Extracted records.
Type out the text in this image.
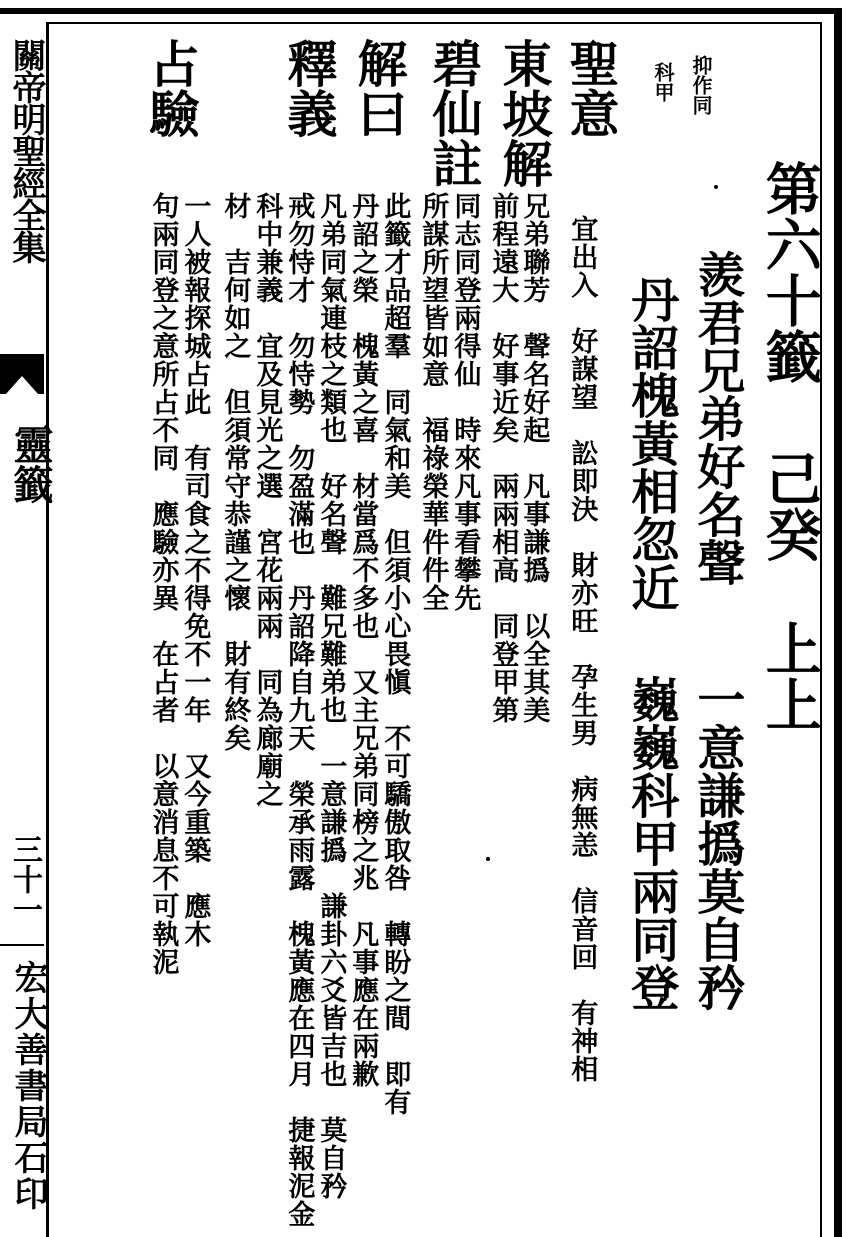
關帝明聖經全集
靈籤
三十一
宏大善書局石印
第六十籤
己癸
上上
羨君兄弟好名聲
一意謙撝莫自矜
丹詔槐黃相忽近
巍巍科甲兩同登
抑作同
科甲
聖意
宜出入　好謀望　訟即決　財亦旺　孕生男　病無恙　信音回　有神相
東坡解
兄弟聯芳　聲名好起　凡事謙撝　以全其美
前程遠大　好事近矣　兩兩相高　同登甲第
碧仙註
同志同登兩得仙　時來凡事看攀先
所謀所望皆如意　福祿榮華件件全
解曰
此籤才品超羣　同氣和美　但須小心畏愼　不可驕傲取咎　轉盼之間　即有
丹詔之榮　槐黃之喜　材當爲不多也　又主兄弟同榜之兆　凡事應在兩歉
凡弟同氣連枝之類也　好名聲　難兄難弟也　一意謙撝　謙卦六爻皆吉也　莫自矜
釋義
戒勿恃才　勿恃勢　勿盈滿也　丹詔降自九天　榮承雨露　槐黃應在四月　捷報泥金
科中兼義　宜及見光之選　宮花兩兩　同為廊廟之
材　吉何如之　但須常守恭謹之懷　財有終矣
占驗
一人被報探城占此　有司食之不得免不一年　又今重築　應木
句兩同登之意所占不同　應驗亦異　在占者　以意消息不可執泥
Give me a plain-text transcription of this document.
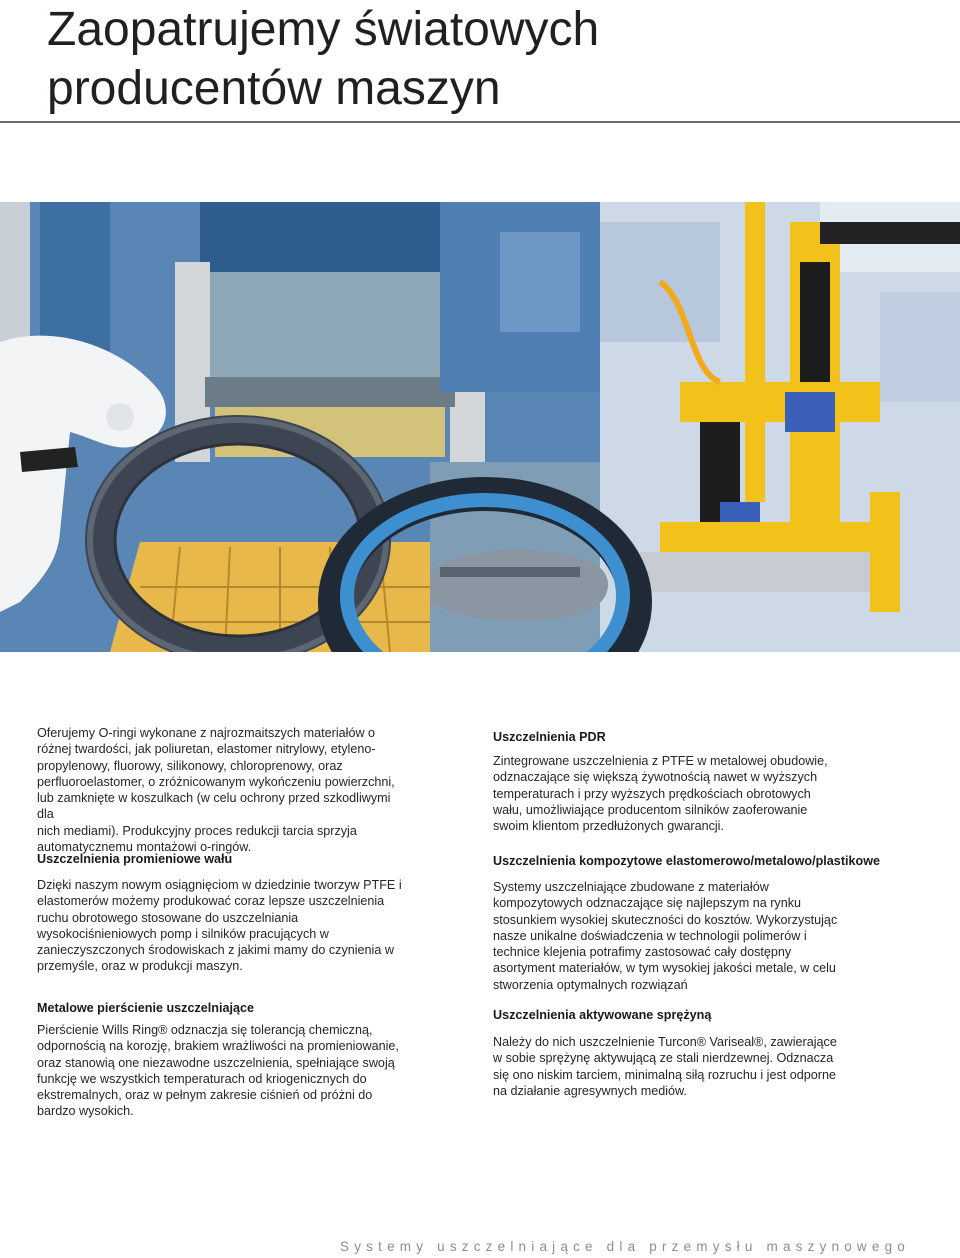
Zaopatrujemy światowych
producentów maszyn

Oferujemy O-ringi wykonane z najrozmaitszych materiałów o

różnej twardości, jak poliuretan, elastomer nitrylowy, etyleno-

propylenowy, fluorowy, silikonowy, chloroprenowy, oraz

perfluoroelastomer, o zróżnicowanym wykończeniu powierzchni,

lub zamknięte w koszulkach (w celu ochrony przed szkodliwymi dla

nich mediami). Produkcyjny proces redukcji tarcia sprzyja

automatycznemu montażowi o-ringów.

Uszczelnienia promieniowe wału

Dzięki naszym nowym osiągnięciom w dziedzinie tworzyw PTFE i

elastomerów możemy produkować coraz lepsze uszczelnienia

ruchu obrotowego stosowane do uszczelniania

wysokociśnieniowych pomp i silników pracujących w

zanieczyszczonych środowiskach z jakimi mamy do czynienia w

przemyśle, oraz w produkcji maszyn.

Metalowe pierścienie uszczelniające

Pierścienie Wills Ring® odznaczja się tolerancją chemiczną,

odpornością na korozję, brakiem wrażliwości na promieniowanie,

oraz stanowią one niezawodne uszczelnienia, spełniające swoją

funkcję we wszystkich temperaturach od kriogenicznych do

ekstremalnych, oraz w pełnym zakresie ciśnień od próżni do

bardzo wysokich.

Uszczelnienia PDR

Zintegrowane uszczelnienia z PTFE w metalowej obudowie,

odznaczające się większą żywotnością nawet w wyższych

temperaturach i przy wyższych prędkościach obrotowych

wału, umożliwiające producentom silników zaoferowanie

swoim klientom przedłużonych gwarancji.

Uszczelnienia kompozytowe elastomerowo/metalowo/plastikowe

Systemy uszczelniające zbudowane z materiałów

kompozytowych odznaczające się najlepszym na rynku

stosunkiem wysokiej skuteczności do kosztów. Wykorzystując

nasze unikalne doświadczenia w technologii polimerów i

technice klejenia potrafimy zastosować cały dostępny

asortyment materiałów, w tym wysokiej jakości metale, w celu

stworzenia optymalnych rozwiązań

Uszczelnienia aktywowane sprężyną

Należy do nich uszczelnienie Turcon® Variseal®, zawierające

w sobie sprężynę aktywującą ze stali nierdzewnej. Odznacza

się ono niskim tarciem, minimalną siłą rozruchu i jest odporne

na działanie agresywnych mediów.

Systemy uszczelniające dla przemysłu maszynowego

Given problem.
Wherever the word "odznaczające" occurs in a line of the listing, copy that line.

Answer.
odznaczające się większą żywotnością nawet w wyższych
kompozytowych odznaczające się najlepszym na rynku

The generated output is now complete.